---- Records supplied
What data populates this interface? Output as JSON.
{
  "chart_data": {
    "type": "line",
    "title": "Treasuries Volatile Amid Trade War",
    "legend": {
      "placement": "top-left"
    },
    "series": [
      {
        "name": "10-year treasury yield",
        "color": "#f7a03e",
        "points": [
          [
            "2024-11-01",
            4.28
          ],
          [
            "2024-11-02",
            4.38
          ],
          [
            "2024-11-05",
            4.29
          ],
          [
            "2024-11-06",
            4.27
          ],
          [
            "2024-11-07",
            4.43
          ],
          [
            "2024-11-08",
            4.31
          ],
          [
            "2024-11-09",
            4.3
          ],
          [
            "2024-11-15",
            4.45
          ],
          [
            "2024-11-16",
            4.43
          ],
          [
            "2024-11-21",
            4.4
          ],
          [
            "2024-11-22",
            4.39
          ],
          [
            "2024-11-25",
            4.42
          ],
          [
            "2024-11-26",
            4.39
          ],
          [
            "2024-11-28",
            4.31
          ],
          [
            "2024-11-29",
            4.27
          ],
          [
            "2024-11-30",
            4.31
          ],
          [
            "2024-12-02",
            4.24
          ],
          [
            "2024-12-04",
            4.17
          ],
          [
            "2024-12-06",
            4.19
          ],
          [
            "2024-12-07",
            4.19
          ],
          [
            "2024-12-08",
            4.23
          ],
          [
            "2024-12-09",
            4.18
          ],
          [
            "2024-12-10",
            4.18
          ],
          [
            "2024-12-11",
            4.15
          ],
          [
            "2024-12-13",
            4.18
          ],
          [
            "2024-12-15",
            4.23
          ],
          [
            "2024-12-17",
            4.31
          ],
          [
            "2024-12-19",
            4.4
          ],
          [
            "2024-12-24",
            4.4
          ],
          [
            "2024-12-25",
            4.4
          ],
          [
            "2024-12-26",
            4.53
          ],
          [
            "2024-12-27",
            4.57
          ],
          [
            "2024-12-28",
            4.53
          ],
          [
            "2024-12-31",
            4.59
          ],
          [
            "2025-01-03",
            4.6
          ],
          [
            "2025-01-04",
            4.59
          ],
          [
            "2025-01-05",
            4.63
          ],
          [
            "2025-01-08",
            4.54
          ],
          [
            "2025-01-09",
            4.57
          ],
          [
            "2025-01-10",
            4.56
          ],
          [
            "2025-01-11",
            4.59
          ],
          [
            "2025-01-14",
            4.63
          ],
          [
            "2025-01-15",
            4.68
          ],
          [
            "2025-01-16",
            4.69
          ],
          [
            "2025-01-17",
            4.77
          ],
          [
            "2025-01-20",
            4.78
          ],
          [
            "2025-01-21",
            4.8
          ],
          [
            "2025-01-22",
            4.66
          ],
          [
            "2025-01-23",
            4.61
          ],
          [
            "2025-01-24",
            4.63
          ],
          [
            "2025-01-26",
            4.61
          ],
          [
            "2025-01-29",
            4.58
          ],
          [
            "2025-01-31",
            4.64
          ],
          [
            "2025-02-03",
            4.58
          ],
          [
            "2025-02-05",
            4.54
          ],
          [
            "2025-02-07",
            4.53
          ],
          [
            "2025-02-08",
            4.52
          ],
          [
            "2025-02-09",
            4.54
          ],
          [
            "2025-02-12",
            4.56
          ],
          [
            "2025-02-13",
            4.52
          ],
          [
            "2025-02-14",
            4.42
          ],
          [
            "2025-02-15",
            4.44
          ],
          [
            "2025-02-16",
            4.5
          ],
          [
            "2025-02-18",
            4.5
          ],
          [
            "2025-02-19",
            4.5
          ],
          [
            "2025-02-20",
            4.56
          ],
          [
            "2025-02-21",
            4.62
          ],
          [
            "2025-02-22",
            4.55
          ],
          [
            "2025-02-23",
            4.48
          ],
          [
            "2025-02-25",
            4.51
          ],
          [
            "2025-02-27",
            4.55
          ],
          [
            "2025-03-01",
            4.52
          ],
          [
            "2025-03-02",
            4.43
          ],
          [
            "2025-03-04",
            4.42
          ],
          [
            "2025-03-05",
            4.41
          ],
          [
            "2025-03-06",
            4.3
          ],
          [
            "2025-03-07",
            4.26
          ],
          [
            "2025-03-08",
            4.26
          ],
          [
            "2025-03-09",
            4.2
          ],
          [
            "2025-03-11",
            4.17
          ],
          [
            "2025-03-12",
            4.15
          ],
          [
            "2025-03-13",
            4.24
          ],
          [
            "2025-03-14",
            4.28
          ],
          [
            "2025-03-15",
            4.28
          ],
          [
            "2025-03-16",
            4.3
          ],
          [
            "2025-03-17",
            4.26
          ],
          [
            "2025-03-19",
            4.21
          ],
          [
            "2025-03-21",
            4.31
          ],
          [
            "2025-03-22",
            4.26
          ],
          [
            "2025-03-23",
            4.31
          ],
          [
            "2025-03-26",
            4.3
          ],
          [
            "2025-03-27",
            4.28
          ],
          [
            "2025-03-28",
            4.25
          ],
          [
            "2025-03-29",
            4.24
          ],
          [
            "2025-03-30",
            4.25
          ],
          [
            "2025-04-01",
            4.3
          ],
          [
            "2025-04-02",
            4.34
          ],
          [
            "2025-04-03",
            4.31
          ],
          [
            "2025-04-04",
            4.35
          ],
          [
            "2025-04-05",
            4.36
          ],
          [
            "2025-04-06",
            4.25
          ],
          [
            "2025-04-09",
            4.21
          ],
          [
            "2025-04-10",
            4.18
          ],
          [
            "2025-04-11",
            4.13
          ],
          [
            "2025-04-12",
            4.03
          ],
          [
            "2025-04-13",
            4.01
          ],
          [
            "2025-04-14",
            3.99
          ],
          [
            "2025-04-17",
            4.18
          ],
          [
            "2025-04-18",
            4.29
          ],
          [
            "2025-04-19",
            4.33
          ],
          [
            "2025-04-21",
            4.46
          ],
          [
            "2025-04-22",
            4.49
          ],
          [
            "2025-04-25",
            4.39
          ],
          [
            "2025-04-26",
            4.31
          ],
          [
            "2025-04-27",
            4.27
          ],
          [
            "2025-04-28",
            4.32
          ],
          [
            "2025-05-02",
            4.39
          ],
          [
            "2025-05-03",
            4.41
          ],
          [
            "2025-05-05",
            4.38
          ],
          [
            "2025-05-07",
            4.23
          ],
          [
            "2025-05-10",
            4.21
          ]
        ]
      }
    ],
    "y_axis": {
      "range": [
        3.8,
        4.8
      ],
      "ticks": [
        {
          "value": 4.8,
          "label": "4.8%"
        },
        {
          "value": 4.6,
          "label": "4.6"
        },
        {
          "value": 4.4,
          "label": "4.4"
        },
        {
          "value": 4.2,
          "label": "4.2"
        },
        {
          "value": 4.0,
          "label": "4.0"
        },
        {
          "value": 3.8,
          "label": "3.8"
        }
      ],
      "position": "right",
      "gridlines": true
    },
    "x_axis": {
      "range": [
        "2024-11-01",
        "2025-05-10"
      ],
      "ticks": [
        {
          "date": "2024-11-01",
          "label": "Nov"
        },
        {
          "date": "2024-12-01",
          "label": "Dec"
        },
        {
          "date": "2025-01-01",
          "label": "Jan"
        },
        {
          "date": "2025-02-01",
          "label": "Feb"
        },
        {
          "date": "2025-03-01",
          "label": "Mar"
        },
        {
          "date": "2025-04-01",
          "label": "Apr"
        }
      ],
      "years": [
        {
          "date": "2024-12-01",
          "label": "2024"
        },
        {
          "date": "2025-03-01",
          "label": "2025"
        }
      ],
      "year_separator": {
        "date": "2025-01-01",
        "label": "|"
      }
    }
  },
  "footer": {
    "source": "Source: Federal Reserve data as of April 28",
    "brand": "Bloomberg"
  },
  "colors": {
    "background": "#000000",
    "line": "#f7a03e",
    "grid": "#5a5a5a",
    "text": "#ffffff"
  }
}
--------
Objective: Go through the listing and copy all of it exactly.

Exercise solution:
What data populates this interface? Output as JSON.
{
  "chart_data": {
    "type": "line",
    "title": "Treasuries Volatile Amid Trade War",
    "legend": {
      "placement": "top-left"
    },
    "series": [
      {
        "name": "10-year treasury yield",
        "color": "#f7a03e",
        "points": [
          [
            "2024-11-01",
            4.28
          ],
          [
            "2024-11-02",
            4.38
          ],
          [
            "2024-11-05",
            4.29
          ],
          [
            "2024-11-06",
            4.27
          ],
          [
            "2024-11-07",
            4.43
          ],
          [
            "2024-11-08",
            4.31
          ],
          [
            "2024-11-09",
            4.3
          ],
          [
            "2024-11-15",
            4.45
          ],
          [
            "2024-11-16",
            4.43
          ],
          [
            "2024-11-21",
            4.4
          ],
          [
            "2024-11-22",
            4.39
          ],
          [
            "2024-11-25",
            4.42
          ],
          [
            "2024-11-26",
            4.39
          ],
          [
            "2024-11-28",
            4.31
          ],
          [
            "2024-11-29",
            4.27
          ],
          [
            "2024-11-30",
            4.31
          ],
          [
            "2024-12-02",
            4.24
          ],
          [
            "2024-12-04",
            4.17
          ],
          [
            "2024-12-06",
            4.19
          ],
          [
            "2024-12-07",
            4.19
          ],
          [
            "2024-12-08",
            4.23
          ],
          [
            "2024-12-09",
            4.18
          ],
          [
            "2024-12-10",
            4.18
          ],
          [
            "2024-12-11",
            4.15
          ],
          [
            "2024-12-13",
            4.18
          ],
          [
            "2024-12-15",
            4.23
          ],
          [
            "2024-12-17",
            4.31
          ],
          [
            "2024-12-19",
            4.4
          ],
          [
            "2024-12-24",
            4.4
          ],
          [
            "2024-12-25",
            4.4
          ],
          [
            "2024-12-26",
            4.53
          ],
          [
            "2024-12-27",
            4.57
          ],
          [
            "2024-12-28",
            4.53
          ],
          [
            "2024-12-31",
            4.59
          ],
          [
            "2025-01-03",
            4.6
          ],
          [
            "2025-01-04",
            4.59
          ],
          [
            "2025-01-05",
            4.63
          ],
          [
            "2025-01-08",
            4.54
          ],
          [
            "2025-01-09",
            4.57
          ],
          [
            "2025-01-10",
            4.56
          ],
          [
            "2025-01-11",
            4.59
          ],
          [
            "2025-01-14",
            4.63
          ],
          [
            "2025-01-15",
            4.68
          ],
          [
            "2025-01-16",
            4.69
          ],
          [
            "2025-01-17",
            4.77
          ],
          [
            "2025-01-20",
            4.78
          ],
          [
            "2025-01-21",
            4.8
          ],
          [
            "2025-01-22",
            4.66
          ],
          [
            "2025-01-23",
            4.61
          ],
          [
            "2025-01-24",
            4.63
          ],
          [
            "2025-01-26",
            4.61
          ],
          [
            "2025-01-29",
            4.58
          ],
          [
            "2025-01-31",
            4.64
          ],
          [
            "2025-02-03",
            4.58
          ],
          [
            "2025-02-05",
            4.54
          ],
          [
            "2025-02-07",
            4.53
          ],
          [
            "2025-02-08",
            4.52
          ],
          [
            "2025-02-09",
            4.54
          ],
          [
            "2025-02-12",
            4.56
          ],
          [
            "2025-02-13",
            4.52
          ],
          [
            "2025-02-14",
            4.42
          ],
          [
            "2025-02-15",
            4.44
          ],
          [
            "2025-02-16",
            4.5
          ],
          [
            "2025-02-18",
            4.5
          ],
          [
            "2025-02-19",
            4.5
          ],
          [
            "2025-02-20",
            4.56
          ],
          [
            "2025-02-21",
            4.62
          ],
          [
            "2025-02-22",
            4.55
          ],
          [
            "2025-02-23",
            4.48
          ],
          [
            "2025-02-25",
            4.51
          ],
          [
            "2025-02-27",
            4.55
          ],
          [
            "2025-03-01",
            4.52
          ],
          [
            "2025-03-02",
            4.43
          ],
          [
            "2025-03-04",
            4.42
          ],
          [
            "2025-03-05",
            4.41
          ],
          [
            "2025-03-06",
            4.3
          ],
          [
            "2025-03-07",
            4.26
          ],
          [
            "2025-03-08",
            4.26
          ],
          [
            "2025-03-09",
            4.2
          ],
          [
            "2025-03-11",
            4.17
          ],
          [
            "2025-03-12",
            4.15
          ],
          [
            "2025-03-13",
            4.24
          ],
          [
            "2025-03-14",
            4.28
          ],
          [
            "2025-03-15",
            4.28
          ],
          [
            "2025-03-16",
            4.3
          ],
          [
            "2025-03-17",
            4.26
          ],
          [
            "2025-03-19",
            4.21
          ],
          [
            "2025-03-21",
            4.31
          ],
          [
            "2025-03-22",
            4.26
          ],
          [
            "2025-03-23",
            4.31
          ],
          [
            "2025-03-26",
            4.3
          ],
          [
            "2025-03-27",
            4.28
          ],
          [
            "2025-03-28",
            4.25
          ],
          [
            "2025-03-29",
            4.24
          ],
          [
            "2025-03-30",
            4.25
          ],
          [
            "2025-04-01",
            4.3
          ],
          [
            "2025-04-02",
            4.34
          ],
          [
            "2025-04-03",
            4.31
          ],
          [
            "2025-04-04",
            4.35
          ],
          [
            "2025-04-05",
            4.36
          ],
          [
            "2025-04-06",
            4.25
          ],
          [
            "2025-04-09",
            4.21
          ],
          [
            "2025-04-10",
            4.18
          ],
          [
            "2025-04-11",
            4.13
          ],
          [
            "2025-04-12",
            4.03
          ],
          [
            "2025-04-13",
            4.01
          ],
          [
            "2025-04-14",
            3.99
          ],
          [
            "2025-04-17",
            4.18
          ],
          [
            "2025-04-18",
            4.29
          ],
          [
            "2025-04-19",
            4.33
          ],
          [
            "2025-04-21",
            4.46
          ],
          [
            "2025-04-22",
            4.49
          ],
          [
            "2025-04-25",
            4.39
          ],
          [
            "2025-04-26",
            4.31
          ],
          [
            "2025-04-27",
            4.27
          ],
          [
            "2025-04-28",
            4.32
          ],
          [
            "2025-05-02",
            4.39
          ],
          [
            "2025-05-03",
            4.41
          ],
          [
            "2025-05-05",
            4.38
          ],
          [
            "2025-05-07",
            4.23
          ],
          [
            "2025-05-10",
            4.21
          ]
        ]
      }
    ],
    "y_axis": {
      "range": [
        3.8,
        4.8
      ],
      "ticks": [
        {
          "value": 4.8,
          "label": "4.8%"
        },
        {
          "value": 4.6,
          "label": "4.6"
        },
        {
          "value": 4.4,
          "label": "4.4"
        },
        {
          "value": 4.2,
          "label": "4.2"
        },
        {
          "value": 4.0,
          "label": "4.0"
        },
        {
          "value": 3.8,
          "label": "3.8"
        }
      ],
      "position": "right",
      "gridlines": true
    },
    "x_axis": {
      "range": [
        "2024-11-01",
        "2025-05-10"
      ],
      "ticks": [
        {
          "date": "2024-11-01",
          "label": "Nov"
        },
        {
          "date": "2024-12-01",
          "label": "Dec"
        },
        {
          "date": "2025-01-01",
          "label": "Jan"
        },
        {
          "date": "2025-02-01",
          "label": "Feb"
        },
        {
          "date": "2025-03-01",
          "label": "Mar"
        },
        {
          "date": "2025-04-01",
          "label": "Apr"
        }
      ],
      "years": [
        {
          "date": "2024-12-01",
          "label": "2024"
        },
        {
          "date": "2025-03-01",
          "label": "2025"
        }
      ],
      "year_separator": {
        "date": "2025-01-01",
        "label": "|"
      }
    }
  },
  "footer": {
    "source": "Source: Federal Reserve data as of April 28",
    "brand": "Bloomberg"
  },
  "colors": {
    "background": "#000000",
    "line": "#f7a03e",
    "grid": "#5a5a5a",
    "text": "#ffffff"
  }
}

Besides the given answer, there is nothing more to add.